## EXERCISE DIRECTIONS:
The entries below should be output exactly as written.

## MATERIAL FOR THIS EXERCISE:
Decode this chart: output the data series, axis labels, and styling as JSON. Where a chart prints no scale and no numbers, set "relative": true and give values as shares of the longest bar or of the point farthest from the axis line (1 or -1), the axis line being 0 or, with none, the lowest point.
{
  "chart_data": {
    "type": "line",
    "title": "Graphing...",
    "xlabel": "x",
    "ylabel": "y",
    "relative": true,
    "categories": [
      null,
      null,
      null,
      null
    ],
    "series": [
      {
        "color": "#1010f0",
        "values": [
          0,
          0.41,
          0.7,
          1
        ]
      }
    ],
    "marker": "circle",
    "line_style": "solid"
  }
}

## THE OUTPUT:
Decode this chart: output the data series, axis labels, and styling as JSON. Where a chart prints no scale and no numbers, set "relative": true and give values as shares of the longest bar or of the point farthest from the axis line (1 or -1), the axis line being 0 or, with none, the lowest point.
{
  "chart_data": {
    "type": "line",
    "title": "Graphing...",
    "xlabel": "x",
    "ylabel": "y",
    "relative": true,
    "categories": [
      null,
      null,
      null,
      null
    ],
    "series": [
      {
        "color": "#1010f0",
        "values": [
          0,
          0.41,
          0.7,
          1
        ]
      }
    ],
    "marker": "circle",
    "line_style": "solid"
  }
}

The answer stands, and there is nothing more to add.